» **INSTRUCTIONS TO FOLLOW**
Reproduce the complete listing without any deviation.

──────── DATA ────────

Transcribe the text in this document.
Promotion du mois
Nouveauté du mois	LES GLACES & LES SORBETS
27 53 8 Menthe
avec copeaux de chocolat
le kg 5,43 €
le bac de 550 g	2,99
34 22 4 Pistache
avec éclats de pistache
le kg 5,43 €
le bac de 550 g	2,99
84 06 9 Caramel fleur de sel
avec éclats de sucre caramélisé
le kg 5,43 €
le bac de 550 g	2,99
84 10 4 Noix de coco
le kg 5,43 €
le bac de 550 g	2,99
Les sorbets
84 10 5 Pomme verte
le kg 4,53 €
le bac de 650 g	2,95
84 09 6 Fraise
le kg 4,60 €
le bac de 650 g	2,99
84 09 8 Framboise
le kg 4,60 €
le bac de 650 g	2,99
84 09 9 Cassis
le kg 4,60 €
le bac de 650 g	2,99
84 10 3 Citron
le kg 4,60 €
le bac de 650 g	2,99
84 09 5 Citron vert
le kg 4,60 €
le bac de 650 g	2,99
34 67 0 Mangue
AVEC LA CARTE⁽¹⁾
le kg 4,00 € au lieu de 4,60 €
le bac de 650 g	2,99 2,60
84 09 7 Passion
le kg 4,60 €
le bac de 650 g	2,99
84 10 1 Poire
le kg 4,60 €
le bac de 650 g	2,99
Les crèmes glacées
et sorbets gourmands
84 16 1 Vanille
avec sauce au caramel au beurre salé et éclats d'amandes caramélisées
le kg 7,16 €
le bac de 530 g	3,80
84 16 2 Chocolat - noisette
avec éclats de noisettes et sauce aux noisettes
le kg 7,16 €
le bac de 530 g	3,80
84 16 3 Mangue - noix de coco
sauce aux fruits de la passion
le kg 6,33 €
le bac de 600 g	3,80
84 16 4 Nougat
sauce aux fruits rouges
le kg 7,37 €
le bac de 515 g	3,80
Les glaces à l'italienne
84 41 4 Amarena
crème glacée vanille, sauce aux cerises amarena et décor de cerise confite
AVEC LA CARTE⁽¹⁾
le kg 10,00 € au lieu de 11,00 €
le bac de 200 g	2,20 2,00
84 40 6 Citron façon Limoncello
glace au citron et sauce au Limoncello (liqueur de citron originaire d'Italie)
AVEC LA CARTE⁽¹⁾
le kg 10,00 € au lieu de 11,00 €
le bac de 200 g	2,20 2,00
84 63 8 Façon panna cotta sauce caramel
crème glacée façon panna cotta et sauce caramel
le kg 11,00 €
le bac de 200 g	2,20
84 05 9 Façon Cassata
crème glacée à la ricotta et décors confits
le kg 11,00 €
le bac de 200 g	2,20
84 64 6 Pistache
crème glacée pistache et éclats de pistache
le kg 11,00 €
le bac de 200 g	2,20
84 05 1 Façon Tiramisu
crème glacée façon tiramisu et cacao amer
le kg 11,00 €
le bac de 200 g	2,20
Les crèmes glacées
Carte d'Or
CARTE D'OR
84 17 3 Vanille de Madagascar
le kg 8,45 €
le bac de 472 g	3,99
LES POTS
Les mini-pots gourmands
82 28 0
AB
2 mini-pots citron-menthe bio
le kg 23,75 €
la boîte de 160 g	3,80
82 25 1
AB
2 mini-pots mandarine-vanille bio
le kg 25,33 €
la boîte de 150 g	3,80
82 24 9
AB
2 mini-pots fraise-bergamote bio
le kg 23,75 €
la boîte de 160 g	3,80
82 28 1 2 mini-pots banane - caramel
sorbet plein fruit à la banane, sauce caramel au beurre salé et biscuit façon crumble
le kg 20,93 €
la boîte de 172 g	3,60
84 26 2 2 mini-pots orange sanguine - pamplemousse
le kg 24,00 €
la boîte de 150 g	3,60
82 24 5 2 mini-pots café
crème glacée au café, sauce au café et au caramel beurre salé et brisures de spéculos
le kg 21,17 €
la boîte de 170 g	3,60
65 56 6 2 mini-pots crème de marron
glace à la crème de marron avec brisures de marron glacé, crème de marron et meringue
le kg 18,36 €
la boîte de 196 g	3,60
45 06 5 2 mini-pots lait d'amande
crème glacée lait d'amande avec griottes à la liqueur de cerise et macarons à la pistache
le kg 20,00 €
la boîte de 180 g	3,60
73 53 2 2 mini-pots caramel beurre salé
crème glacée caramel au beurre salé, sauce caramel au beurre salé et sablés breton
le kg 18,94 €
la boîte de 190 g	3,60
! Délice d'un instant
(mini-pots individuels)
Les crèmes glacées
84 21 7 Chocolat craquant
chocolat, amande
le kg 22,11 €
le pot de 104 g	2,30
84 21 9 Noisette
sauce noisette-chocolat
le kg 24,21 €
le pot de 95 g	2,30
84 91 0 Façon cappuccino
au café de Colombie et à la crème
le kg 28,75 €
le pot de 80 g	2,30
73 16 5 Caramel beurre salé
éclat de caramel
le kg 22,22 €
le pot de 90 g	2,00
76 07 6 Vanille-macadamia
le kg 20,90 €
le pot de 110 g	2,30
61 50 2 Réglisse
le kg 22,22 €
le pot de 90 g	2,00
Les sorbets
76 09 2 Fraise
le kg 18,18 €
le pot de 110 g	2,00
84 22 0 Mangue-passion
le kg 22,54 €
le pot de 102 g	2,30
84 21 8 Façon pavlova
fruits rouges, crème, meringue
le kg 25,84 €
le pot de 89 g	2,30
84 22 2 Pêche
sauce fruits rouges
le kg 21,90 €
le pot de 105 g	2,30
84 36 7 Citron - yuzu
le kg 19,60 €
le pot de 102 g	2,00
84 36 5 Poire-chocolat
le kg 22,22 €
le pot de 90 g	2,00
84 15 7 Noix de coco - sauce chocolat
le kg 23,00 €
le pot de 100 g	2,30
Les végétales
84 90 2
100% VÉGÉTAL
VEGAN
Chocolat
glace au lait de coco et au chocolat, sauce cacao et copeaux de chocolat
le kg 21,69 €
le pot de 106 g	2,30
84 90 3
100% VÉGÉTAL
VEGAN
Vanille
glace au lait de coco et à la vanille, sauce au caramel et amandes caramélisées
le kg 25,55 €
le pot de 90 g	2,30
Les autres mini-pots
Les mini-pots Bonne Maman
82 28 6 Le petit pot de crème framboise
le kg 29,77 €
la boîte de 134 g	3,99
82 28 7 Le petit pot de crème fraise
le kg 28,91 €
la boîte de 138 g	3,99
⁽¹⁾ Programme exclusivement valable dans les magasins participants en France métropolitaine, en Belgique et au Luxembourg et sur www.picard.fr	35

────────

» **RESULT FOR THIS EXERCISE**
Transcribe the text in this document.
Promotion du mois
Nouveauté du mois	LES GLACES & LES SORBETS
27 53 8 Menthe
avec copeaux de chocolat
le kg 5,43 €
le bac de 550 g	2,99
34 22 4 Pistache
avec éclats de pistache
le kg 5,43 €
le bac de 550 g	2,99
84 06 9 Caramel fleur de sel
avec éclats de sucre caramélisé
le kg 5,43 €
le bac de 550 g	2,99
84 10 4 Noix de coco
le kg 5,43 €
le bac de 550 g	2,99
Les sorbets
84 10 5 Pomme verte
le kg 4,53 €
le bac de 650 g	2,95
84 09 6 Fraise
le kg 4,60 €
le bac de 650 g	2,99
84 09 8 Framboise
le kg 4,60 €
le bac de 650 g	2,99
84 09 9 Cassis
le kg 4,60 €
le bac de 650 g	2,99
84 10 3 Citron
le kg 4,60 €
le bac de 650 g	2,99
84 09 5 Citron vert
le kg 4,60 €
le bac de 650 g	2,99
34 67 0 Mangue
AVEC LA CARTE⁽¹⁾
le kg 4,00 € au lieu de 4,60 €
le bac de 650 g	2,99 2,60
84 09 7 Passion
le kg 4,60 €
le bac de 650 g	2,99
84 10 1 Poire
le kg 4,60 €
le bac de 650 g	2,99
Les crèmes glacées
et sorbets gourmands
84 16 1 Vanille
avec sauce au caramel au beurre salé et éclats d'amandes caramélisées
le kg 7,16 €
le bac de 530 g	3,80
84 16 2 Chocolat - noisette
avec éclats de noisettes et sauce aux noisettes
le kg 7,16 €
le bac de 530 g	3,80
84 16 3 Mangue - noix de coco
sauce aux fruits de la passion
le kg 6,33 €
le bac de 600 g	3,80
84 16 4 Nougat
sauce aux fruits rouges
le kg 7,37 €
le bac de 515 g	3,80
Les glaces à l'italienne
84 41 4 Amarena
crème glacée vanille, sauce aux cerises amarena et décor de cerise confite
AVEC LA CARTE⁽¹⁾
le kg 10,00 € au lieu de 11,00 €
le bac de 200 g	2,20 2,00
84 40 6 Citron façon Limoncello
glace au citron et sauce au Limoncello (liqueur de citron originaire d'Italie)
AVEC LA CARTE⁽¹⁾
le kg 10,00 € au lieu de 11,00 €
le bac de 200 g	2,20 2,00
84 63 8 Façon panna cotta sauce caramel
crème glacée façon panna cotta et sauce caramel
le kg 11,00 €
le bac de 200 g	2,20
84 05 9 Façon Cassata
crème glacée à la ricotta et décors confits
le kg 11,00 €
le bac de 200 g	2,20
84 64 6 Pistache
crème glacée pistache et éclats de pistache
le kg 11,00 €
le bac de 200 g	2,20
84 05 1 Façon Tiramisu
crème glacée façon tiramisu et cacao amer
le kg 11,00 €
le bac de 200 g	2,20
Les crèmes glacées
Carte d'Or
CARTE D'OR
84 17 3 Vanille de Madagascar
le kg 8,45 €
le bac de 472 g	3,99
LES POTS
Les mini-pots gourmands
82 28 0
AB
2 mini-pots citron-menthe bio
le kg 23,75 €
la boîte de 160 g	3,80
82 25 1
AB
2 mini-pots mandarine-vanille bio
le kg 25,33 €
la boîte de 150 g	3,80
82 24 9
AB
2 mini-pots fraise-bergamote bio
le kg 23,75 €
la boîte de 160 g	3,80
82 28 1 2 mini-pots banane - caramel
sorbet plein fruit à la banane, sauce caramel au beurre salé et biscuit façon crumble
le kg 20,93 €
la boîte de 172 g	3,60
84 26 2 2 mini-pots orange sanguine - pamplemousse
le kg 24,00 €
la boîte de 150 g	3,60
82 24 5 2 mini-pots café
crème glacée au café, sauce au café et au caramel beurre salé et brisures de spéculos
le kg 21,17 €
la boîte de 170 g	3,60
65 56 6 2 mini-pots crème de marron
glace à la crème de marron avec brisures de marron glacé, crème de marron et meringue
le kg 18,36 €
la boîte de 196 g	3,60
45 06 5 2 mini-pots lait d'amande
crème glacée lait d'amande avec griottes à la liqueur de cerise et macarons à la pistache
le kg 20,00 €
la boîte de 180 g	3,60
73 53 2 2 mini-pots caramel beurre salé
crème glacée caramel au beurre salé, sauce caramel au beurre salé et sablés breton
le kg 18,94 €
la boîte de 190 g	3,60
! Délice d'un instant
(mini-pots individuels)
Les crèmes glacées
84 21 7 Chocolat craquant
chocolat, amande
le kg 22,11 €
le pot de 104 g	2,30
84 21 9 Noisette
sauce noisette-chocolat
le kg 24,21 €
le pot de 95 g	2,30
84 91 0 Façon cappuccino
au café de Colombie et à la crème
le kg 28,75 €
le pot de 80 g	2,30
73 16 5 Caramel beurre salé
éclat de caramel
le kg 22,22 €
le pot de 90 g	2,00
76 07 6 Vanille-macadamia
le kg 20,90 €
le pot de 110 g	2,30
61 50 2 Réglisse
le kg 22,22 €
le pot de 90 g	2,00
Les sorbets
76 09 2 Fraise
le kg 18,18 €
le pot de 110 g	2,00
84 22 0 Mangue-passion
le kg 22,54 €
le pot de 102 g	2,30
84 21 8 Façon pavlova
fruits rouges, crème, meringue
le kg 25,84 €
le pot de 89 g	2,30
84 22 2 Pêche
sauce fruits rouges
le kg 21,90 €
le pot de 105 g	2,30
84 36 7 Citron - yuzu
le kg 19,60 €
le pot de 102 g	2,00
84 36 5 Poire-chocolat
le kg 22,22 €
le pot de 90 g	2,00
84 15 7 Noix de coco - sauce chocolat
le kg 23,00 €
le pot de 100 g	2,30
Les végétales
84 90 2
100% VÉGÉTAL
VEGAN
Chocolat
glace au lait de coco et au chocolat, sauce cacao et copeaux de chocolat
le kg 21,69 €
le pot de 106 g	2,30
84 90 3
100% VÉGÉTAL
VEGAN
Vanille
glace au lait de coco et à la vanille, sauce au caramel et amandes caramélisées
le kg 25,55 €
le pot de 90 g	2,30
Les autres mini-pots
Les mini-pots Bonne Maman
82 28 6 Le petit pot de crème framboise
le kg 29,77 €
la boîte de 134 g	3,99
82 28 7 Le petit pot de crème fraise
le kg 28,91 €
la boîte de 138 g	3,99
⁽¹⁾ Programme exclusivement valable dans les magasins participants en France métropolitaine, en Belgique et au Luxembourg et sur www.picard.fr	35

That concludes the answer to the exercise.